* _YOUR TASK_
Exactly as they appear, output all of the records. Skip any images.

Data records

---

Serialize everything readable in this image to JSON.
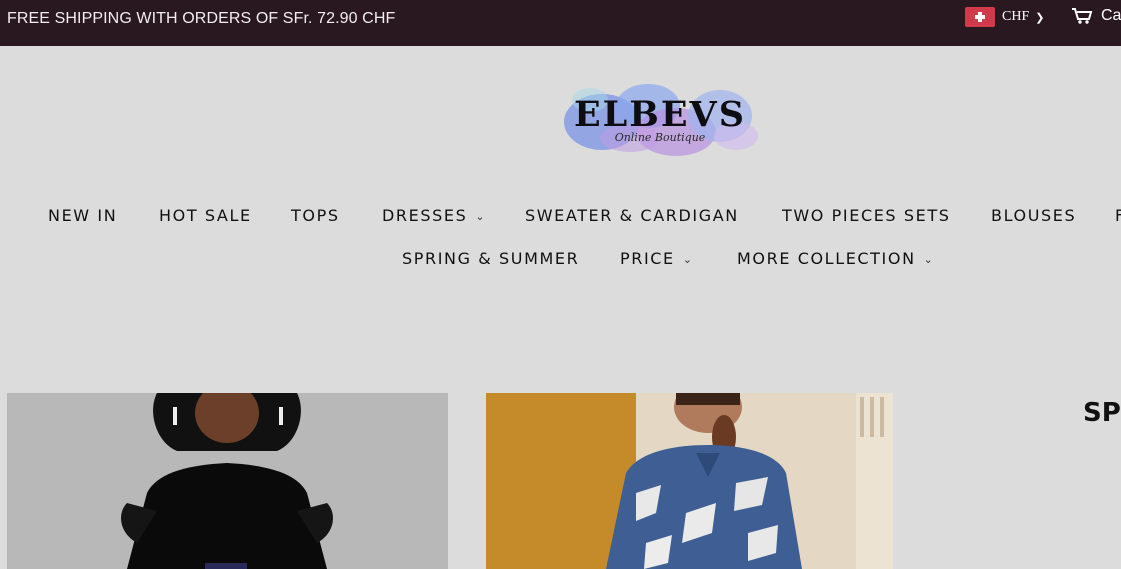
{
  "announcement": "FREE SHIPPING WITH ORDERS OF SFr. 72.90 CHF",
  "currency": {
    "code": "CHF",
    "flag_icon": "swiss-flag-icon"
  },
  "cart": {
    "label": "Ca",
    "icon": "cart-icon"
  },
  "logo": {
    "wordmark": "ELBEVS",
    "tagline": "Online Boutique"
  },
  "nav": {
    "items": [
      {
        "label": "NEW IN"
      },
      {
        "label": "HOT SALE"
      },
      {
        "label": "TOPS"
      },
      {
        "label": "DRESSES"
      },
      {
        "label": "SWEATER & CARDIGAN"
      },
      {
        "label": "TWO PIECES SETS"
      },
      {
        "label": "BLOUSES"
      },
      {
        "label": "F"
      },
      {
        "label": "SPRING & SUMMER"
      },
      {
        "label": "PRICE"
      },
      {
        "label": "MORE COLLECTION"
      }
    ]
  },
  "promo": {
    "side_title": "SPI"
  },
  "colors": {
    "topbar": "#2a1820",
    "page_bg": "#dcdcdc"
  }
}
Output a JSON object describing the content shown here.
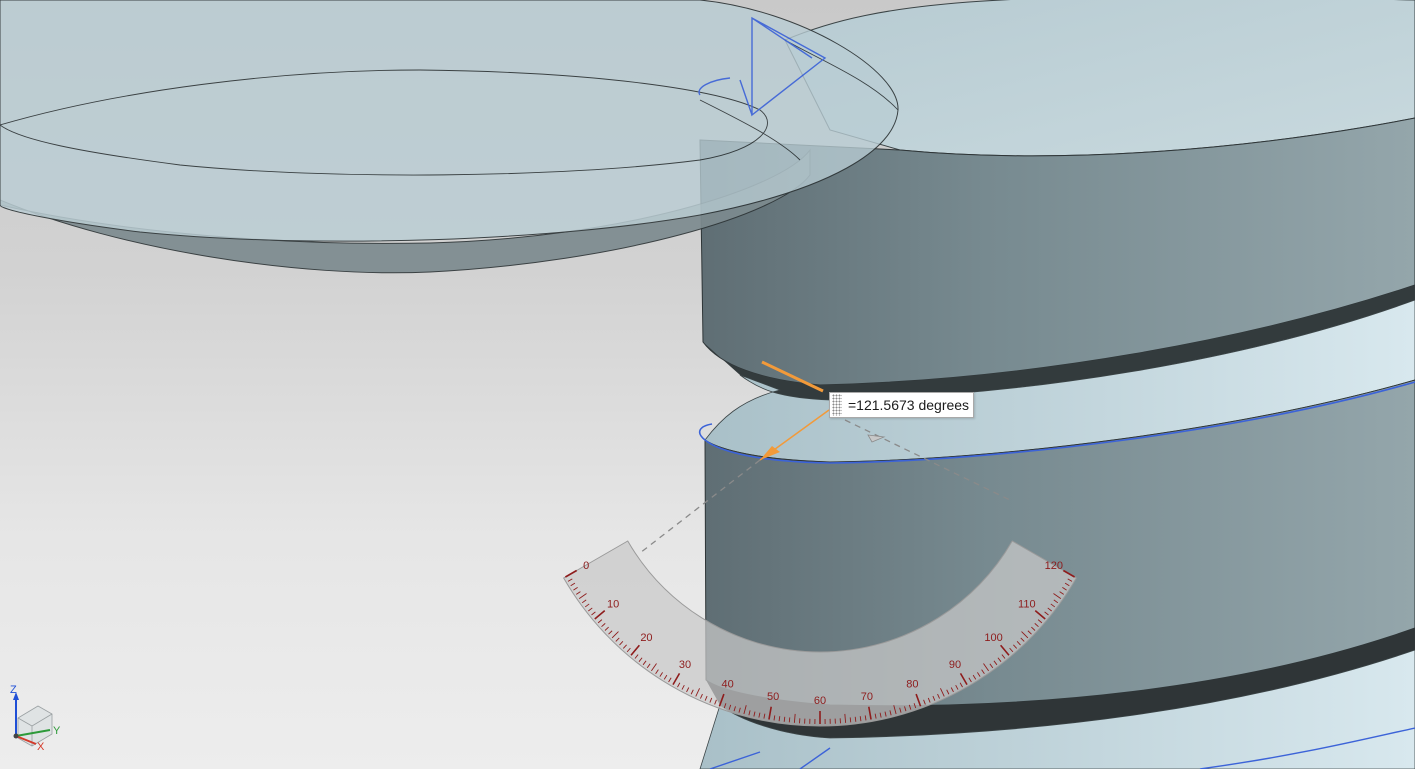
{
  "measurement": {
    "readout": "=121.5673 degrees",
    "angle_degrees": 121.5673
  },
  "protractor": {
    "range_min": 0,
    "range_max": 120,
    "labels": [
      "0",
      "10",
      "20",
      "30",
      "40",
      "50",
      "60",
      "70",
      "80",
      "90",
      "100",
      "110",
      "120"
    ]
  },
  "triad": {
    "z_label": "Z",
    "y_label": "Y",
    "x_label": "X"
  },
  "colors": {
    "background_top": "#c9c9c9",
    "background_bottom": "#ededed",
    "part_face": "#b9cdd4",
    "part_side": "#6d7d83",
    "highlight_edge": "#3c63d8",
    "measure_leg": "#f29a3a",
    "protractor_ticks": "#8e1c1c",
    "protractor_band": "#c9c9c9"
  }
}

---

* _RESULT BELOW_
Serialize everything readable in this image to JSON.
{
  "announcement": "FREE SHIPPING WITH ORDERS OF SFr. 72.90 CHF",
  "currency": {
    "code": "CHF",
    "flag_icon": "swiss-flag-icon"
  },
  "cart": {
    "label": "Ca",
    "icon": "cart-icon"
  },
  "logo": {
    "wordmark": "ELBEVS",
    "tagline": "Online Boutique"
  },
  "nav": {
    "items": [
      {
        "label": "NEW IN"
      },
      {
        "label": "HOT SALE"
      },
      {
        "label": "TOPS"
      },
      {
        "label": "DRESSES"
      },
      {
        "label": "SWEATER & CARDIGAN"
      },
      {
        "label": "TWO PIECES SETS"
      },
      {
        "label": "BLOUSES"
      },
      {
        "label": "F"
      },
      {
        "label": "SPRING & SUMMER"
      },
      {
        "label": "PRICE"
      },
      {
        "label": "MORE COLLECTION"
      }
    ]
  },
  "promo": {
    "side_title": "SPI"
  },
  "colors": {
    "topbar": "#2a1820",
    "page_bg": "#dcdcdc"
  }
}
Output a JSON object describing the content shown here.
{
  "measurement": {
    "readout": "=121.5673 degrees",
    "angle_degrees": 121.5673
  },
  "protractor": {
    "range_min": 0,
    "range_max": 120,
    "labels": [
      "0",
      "10",
      "20",
      "30",
      "40",
      "50",
      "60",
      "70",
      "80",
      "90",
      "100",
      "110",
      "120"
    ]
  },
  "triad": {
    "z_label": "Z",
    "y_label": "Y",
    "x_label": "X"
  },
  "colors": {
    "background_top": "#c9c9c9",
    "background_bottom": "#ededed",
    "part_face": "#b9cdd4",
    "part_side": "#6d7d83",
    "highlight_edge": "#3c63d8",
    "measure_leg": "#f29a3a",
    "protractor_ticks": "#8e1c1c",
    "protractor_band": "#c9c9c9"
  }
}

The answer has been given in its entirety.